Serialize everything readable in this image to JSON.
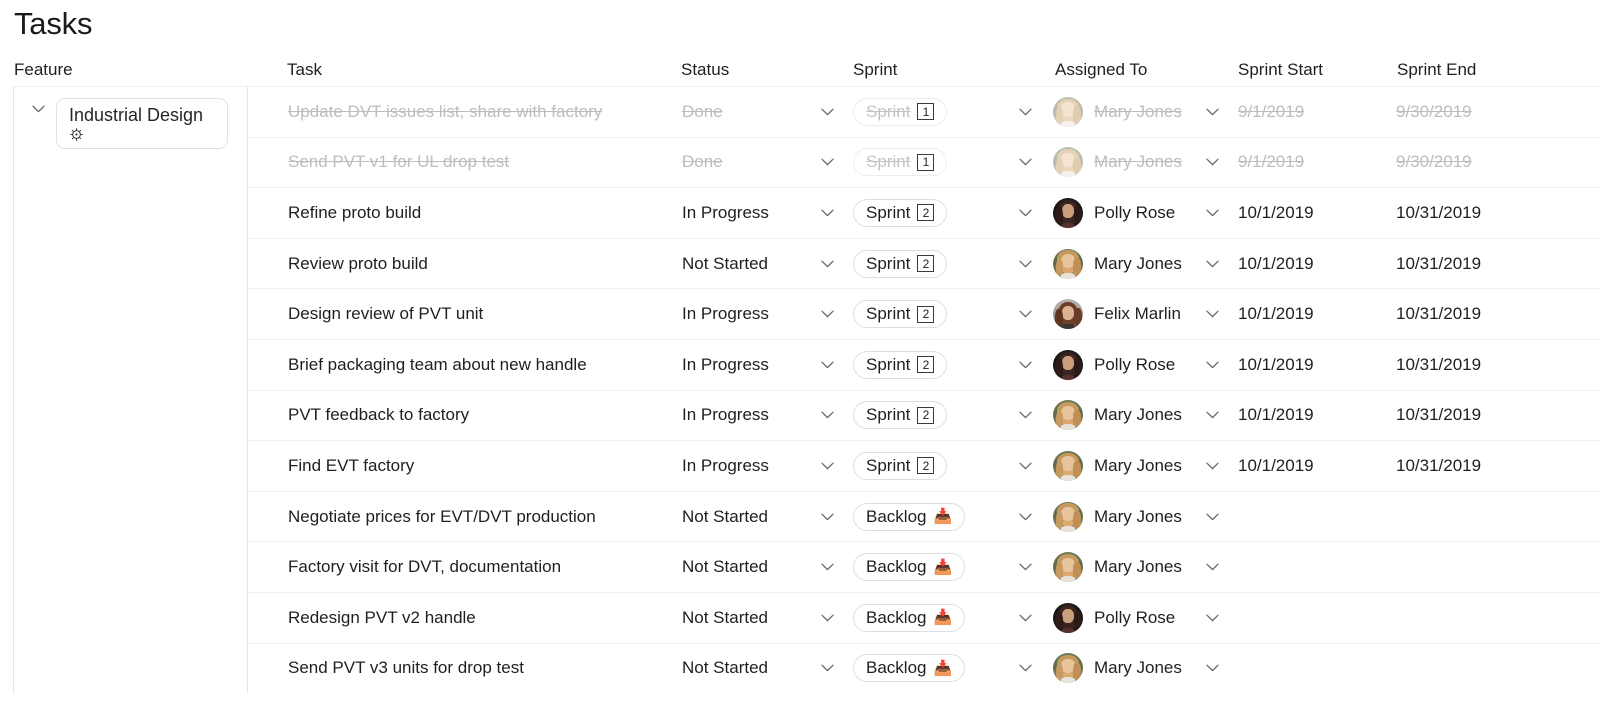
{
  "page": {
    "title": "Tasks"
  },
  "columns": [
    {
      "key": "feature",
      "label": "Feature"
    },
    {
      "key": "task",
      "label": "Task"
    },
    {
      "key": "status",
      "label": "Status"
    },
    {
      "key": "sprint",
      "label": "Sprint"
    },
    {
      "key": "assigned_to",
      "label": "Assigned To"
    },
    {
      "key": "sprint_start",
      "label": "Sprint Start"
    },
    {
      "key": "sprint_end",
      "label": "Sprint End"
    }
  ],
  "feature_group": {
    "label": "Industrial Design",
    "icon": "gear-icon",
    "expand_icon": "chevron-down-icon",
    "expanded": true
  },
  "icons": {
    "dropdown": "chevron-down-icon",
    "backlog": "inbox-tray-icon"
  },
  "rows": [
    {
      "task": "Update DVT issues list, share with factory",
      "status": "Done",
      "sprint": {
        "label": "Sprint",
        "badge": "1",
        "type": "boxed-number"
      },
      "assignee": "Mary Jones",
      "avatar": "mary-jones",
      "sprint_start": "9/1/2019",
      "sprint_end": "9/30/2019",
      "completed": true
    },
    {
      "task": "Send PVT v1 for UL drop test",
      "status": "Done",
      "sprint": {
        "label": "Sprint",
        "badge": "1",
        "type": "boxed-number"
      },
      "assignee": "Mary Jones",
      "avatar": "mary-jones",
      "sprint_start": "9/1/2019",
      "sprint_end": "9/30/2019",
      "completed": true
    },
    {
      "task": "Refine proto build",
      "status": "In Progress",
      "sprint": {
        "label": "Sprint",
        "badge": "2",
        "type": "boxed-number"
      },
      "assignee": "Polly Rose",
      "avatar": "polly-rose",
      "sprint_start": "10/1/2019",
      "sprint_end": "10/31/2019",
      "completed": false
    },
    {
      "task": "Review proto build",
      "status": "Not Started",
      "sprint": {
        "label": "Sprint",
        "badge": "2",
        "type": "boxed-number"
      },
      "assignee": "Mary Jones",
      "avatar": "mary-jones",
      "sprint_start": "10/1/2019",
      "sprint_end": "10/31/2019",
      "completed": false
    },
    {
      "task": "Design review of PVT unit",
      "status": "In Progress",
      "sprint": {
        "label": "Sprint",
        "badge": "2",
        "type": "boxed-number"
      },
      "assignee": "Felix Marlin",
      "avatar": "felix-marlin",
      "sprint_start": "10/1/2019",
      "sprint_end": "10/31/2019",
      "completed": false
    },
    {
      "task": "Brief packaging team about new handle",
      "status": "In Progress",
      "sprint": {
        "label": "Sprint",
        "badge": "2",
        "type": "boxed-number"
      },
      "assignee": "Polly Rose",
      "avatar": "polly-rose",
      "sprint_start": "10/1/2019",
      "sprint_end": "10/31/2019",
      "completed": false
    },
    {
      "task": "PVT feedback to factory",
      "status": "In Progress",
      "sprint": {
        "label": "Sprint",
        "badge": "2",
        "type": "boxed-number"
      },
      "assignee": "Mary Jones",
      "avatar": "mary-jones",
      "sprint_start": "10/1/2019",
      "sprint_end": "10/31/2019",
      "completed": false
    },
    {
      "task": "Find EVT factory",
      "status": "In Progress",
      "sprint": {
        "label": "Sprint",
        "badge": "2",
        "type": "boxed-number"
      },
      "assignee": "Mary Jones",
      "avatar": "mary-jones",
      "sprint_start": "10/1/2019",
      "sprint_end": "10/31/2019",
      "completed": false
    },
    {
      "task": "Negotiate prices for EVT/DVT production",
      "status": "Not Started",
      "sprint": {
        "label": "Backlog",
        "badge": "📥",
        "type": "emoji"
      },
      "assignee": "Mary Jones",
      "avatar": "mary-jones",
      "sprint_start": "",
      "sprint_end": "",
      "completed": false
    },
    {
      "task": "Factory visit for DVT, documentation",
      "status": "Not Started",
      "sprint": {
        "label": "Backlog",
        "badge": "📥",
        "type": "emoji"
      },
      "assignee": "Mary Jones",
      "avatar": "mary-jones",
      "sprint_start": "",
      "sprint_end": "",
      "completed": false
    },
    {
      "task": "Redesign PVT v2 handle",
      "status": "Not Started",
      "sprint": {
        "label": "Backlog",
        "badge": "📥",
        "type": "emoji"
      },
      "assignee": "Polly Rose",
      "avatar": "polly-rose",
      "sprint_start": "",
      "sprint_end": "",
      "completed": false
    },
    {
      "task": "Send PVT v3 units for drop test",
      "status": "Not Started",
      "sprint": {
        "label": "Backlog",
        "badge": "📥",
        "type": "emoji"
      },
      "assignee": "Mary Jones",
      "avatar": "mary-jones",
      "sprint_start": "",
      "sprint_end": "",
      "completed": false
    }
  ],
  "colors": {
    "text": "#201f1e",
    "muted": "#bdbdbd",
    "border": "#efefef",
    "divider": "#e6e6e6",
    "background": "#ffffff"
  }
}
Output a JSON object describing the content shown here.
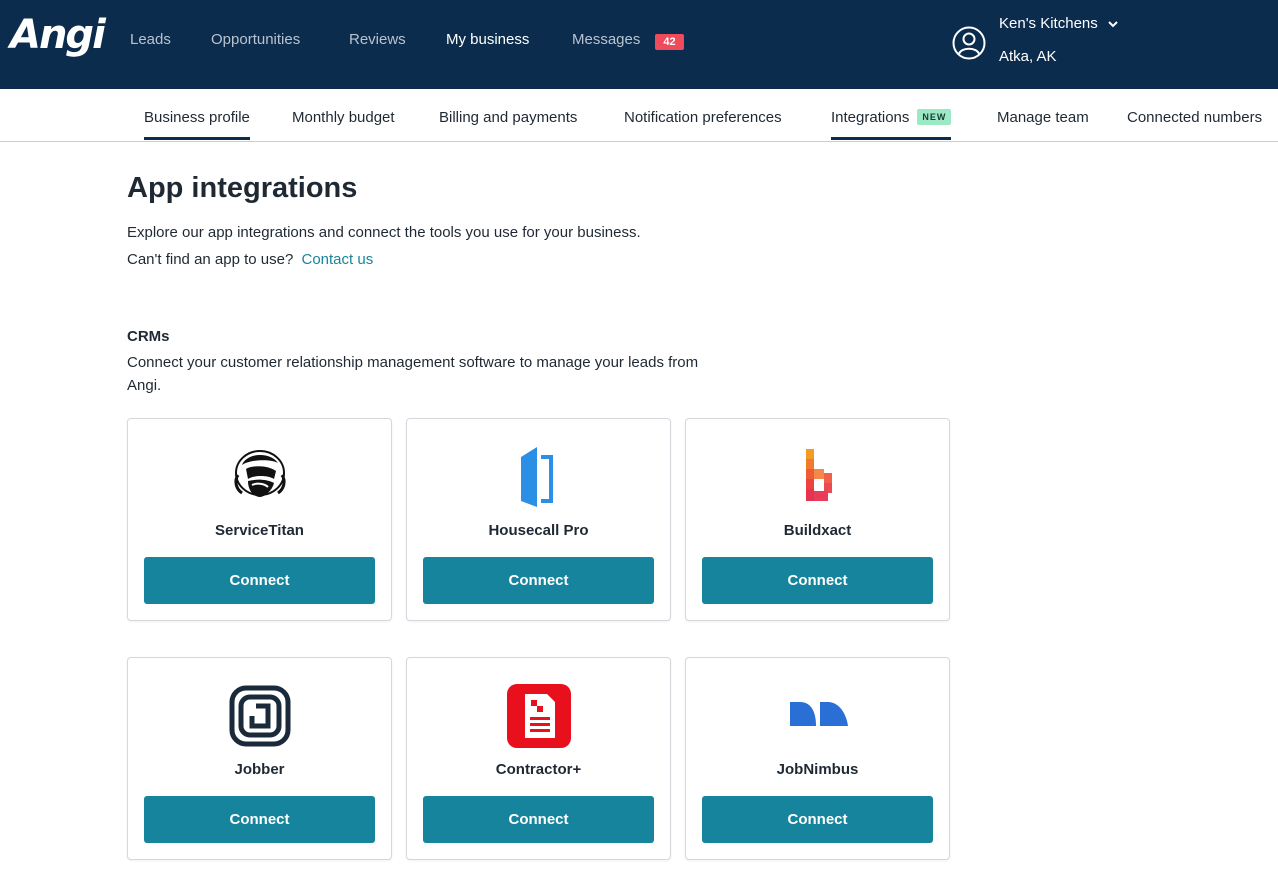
{
  "header": {
    "logo": "Angi",
    "nav": [
      {
        "label": "Leads",
        "active": false
      },
      {
        "label": "Opportunities",
        "active": false
      },
      {
        "label": "Reviews",
        "active": false
      },
      {
        "label": "My business",
        "active": true
      },
      {
        "label": "Messages",
        "active": false
      }
    ],
    "messages_count": "42",
    "account": {
      "name": "Ken's Kitchens",
      "location": "Atka, AK",
      "icon": "user-circle-icon"
    }
  },
  "subtabs": [
    {
      "label": "Business profile",
      "active": true
    },
    {
      "label": "Monthly budget",
      "active": false
    },
    {
      "label": "Billing and payments",
      "active": false
    },
    {
      "label": "Notification preferences",
      "active": false
    },
    {
      "label": "Integrations",
      "active": true,
      "badge": "NEW"
    },
    {
      "label": "Manage team",
      "active": false
    },
    {
      "label": "Connected numbers",
      "active": false
    }
  ],
  "page": {
    "title": "App integrations",
    "intro": "Explore our app integrations and connect the tools you use for your business.",
    "cant_find": "Can't find an app to use?",
    "contact_link": "Contact us"
  },
  "crms": {
    "title": "CRMs",
    "description": "Connect your customer relationship management software to manage your leads from Angi.",
    "apps": [
      {
        "name": "ServiceTitan",
        "icon": "servicetitan-logo-icon",
        "button": "Connect"
      },
      {
        "name": "Housecall Pro",
        "icon": "housecall-pro-logo-icon",
        "button": "Connect"
      },
      {
        "name": "Buildxact",
        "icon": "buildxact-logo-icon",
        "button": "Connect"
      },
      {
        "name": "Jobber",
        "icon": "jobber-logo-icon",
        "button": "Connect"
      },
      {
        "name": "Contractor+",
        "icon": "contractor-plus-logo-icon",
        "button": "Connect"
      },
      {
        "name": "JobNimbus",
        "icon": "jobnimbus-logo-icon",
        "button": "Connect"
      }
    ]
  },
  "colors": {
    "header_bg": "#0c2c4d",
    "accent": "#16849d",
    "link": "#1a8599",
    "badge": "#ef4b5a",
    "new_pill": "#9ce9c6"
  }
}
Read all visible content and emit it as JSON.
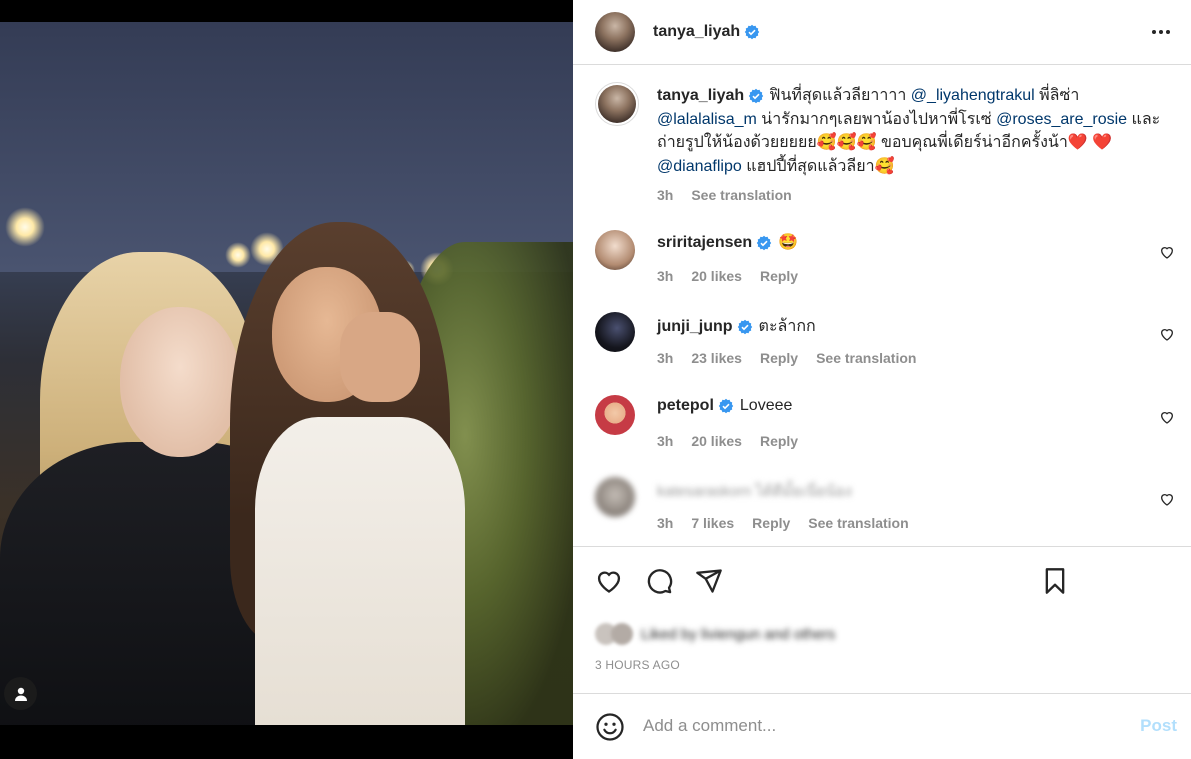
{
  "post": {
    "author": "tanya_liyah",
    "time_ago_label": "3 HOURS AGO"
  },
  "caption": {
    "author": "tanya_liyah",
    "part1": "ฟินที่สุดแล้วลียาาาา ",
    "mention1": "@_liyahengtrakul",
    "part2": " พี่ลิซ่า ",
    "mention2": "@lalalalisa_m",
    "part3": " น่ารักมากๆเลยพาน้องไปหาพี่โรเซ่ ",
    "mention3": "@roses_are_rosie",
    "part4": " และถ่ายรูปให้น้องด้วยยยยย🥰🥰🥰 ขอบคุณพี่เดียร์น่าอีกครั้งน้า❤️ ❤️ ",
    "mention4": "@dianaflipo",
    "part5": " แฮปปี้ที่สุดแล้วลียา🥰",
    "time": "3h",
    "see_translation": "See translation"
  },
  "comments": [
    {
      "user": "sriritajensen",
      "text": "🤩",
      "time": "3h",
      "likes": "20 likes",
      "reply": "Reply",
      "translate": ""
    },
    {
      "user": "junji_junp",
      "text": "ตะล้ากก",
      "time": "3h",
      "likes": "23 likes",
      "reply": "Reply",
      "translate": "See translation"
    },
    {
      "user": "petepol",
      "text": "Loveee",
      "time": "3h",
      "likes": "20 likes",
      "reply": "Reply",
      "translate": ""
    },
    {
      "user": "katesaraskorn",
      "text": "ได้ดีมั้ยเนี่ยน้อง",
      "time": "3h",
      "likes": "7 likes",
      "reply": "Reply",
      "translate": "See translation"
    }
  ],
  "likes": {
    "text": "Liked by liviengun and others"
  },
  "add_comment": {
    "placeholder": "Add a comment...",
    "post_label": "Post"
  },
  "colors": {
    "link": "#00376b",
    "verified": "#3897f0",
    "muted": "#8e8e8e",
    "post_disabled": "#b2dffc"
  }
}
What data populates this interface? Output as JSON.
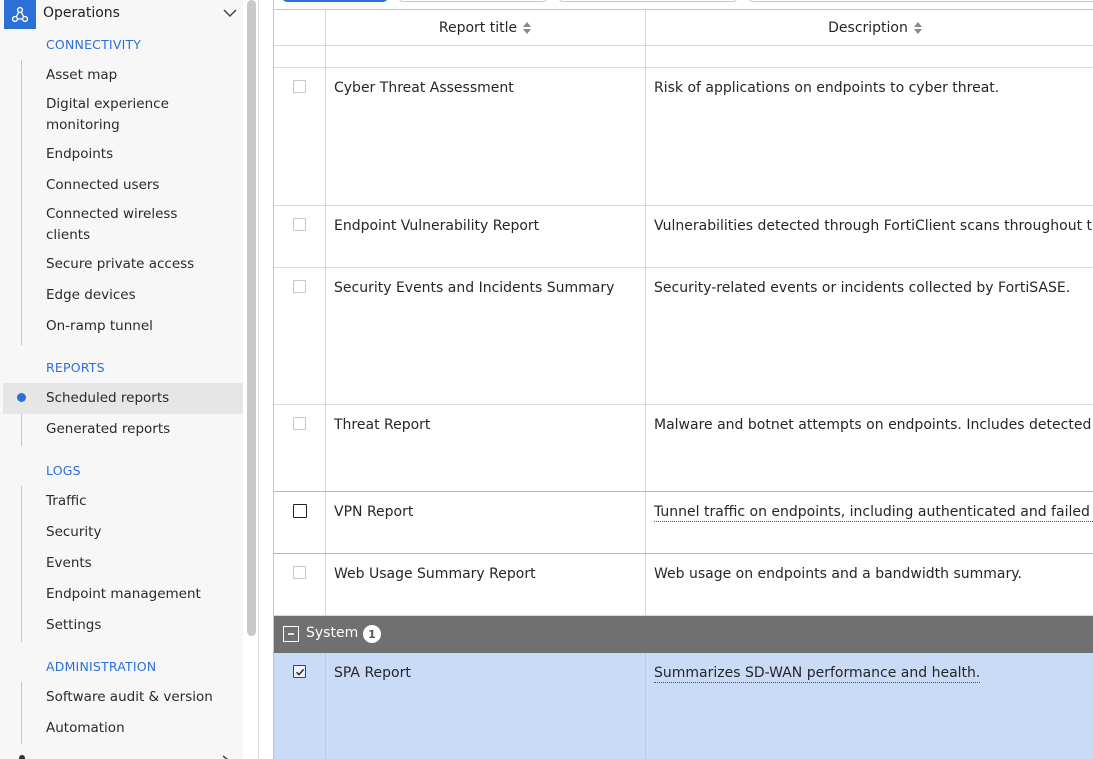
{
  "sidebar": {
    "section_header": "Operations",
    "groups": {
      "connectivity": "CONNECTIVITY",
      "reports": "REPORTS",
      "logs": "LOGS",
      "administration": "ADMINISTRATION"
    },
    "items": {
      "asset_map": "Asset map",
      "dem_line1": "Digital experience",
      "dem_line2": "monitoring",
      "endpoints": "Endpoints",
      "connected_users": "Connected users",
      "wireless_line1": "Connected wireless",
      "wireless_line2": "clients",
      "secure_private_access": "Secure private access",
      "edge_devices": "Edge devices",
      "onramp_tunnel": "On-ramp tunnel",
      "scheduled_reports": "Scheduled reports",
      "generated_reports": "Generated reports",
      "traffic": "Traffic",
      "security": "Security",
      "events": "Events",
      "endpoint_management": "Endpoint management",
      "settings": "Settings",
      "software_audit": "Software audit & version",
      "automation": "Automation"
    }
  },
  "table": {
    "columns": {
      "title": "Report title",
      "description": "Description"
    },
    "rows": [
      {
        "title": "Cyber Threat Assessment",
        "description": "Risk of applications on endpoints to cyber threat."
      },
      {
        "title": "Endpoint Vulnerability Report",
        "description": "Vulnerabilities detected through FortiClient scans throughout the ne"
      },
      {
        "title": "Security Events and Incidents Summary",
        "description": "Security-related events or incidents collected by FortiSASE."
      },
      {
        "title": "Threat Report",
        "description": "Malware and botnet attempts on endpoints. Includes detected malv"
      },
      {
        "title": "VPN Report",
        "description": "Tunnel traffic on endpoints, including authenticated and failed user"
      },
      {
        "title": "Web Usage Summary Report",
        "description": "Web usage on endpoints and a bandwidth summary."
      }
    ],
    "group": {
      "label": "System",
      "count": "1"
    },
    "system_rows": [
      {
        "title": "SPA Report",
        "description": "Summarizes SD-WAN performance and health."
      }
    ]
  },
  "colors": {
    "accent": "#2c6fd6",
    "selected_row": "#c9dbf7",
    "group_bar": "#707070"
  }
}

##############################

*TASK REQUIREMENTS*: Find every line with the word "your" and state how many there are, with no other words.

*RESULT OF THIS TASK*: 2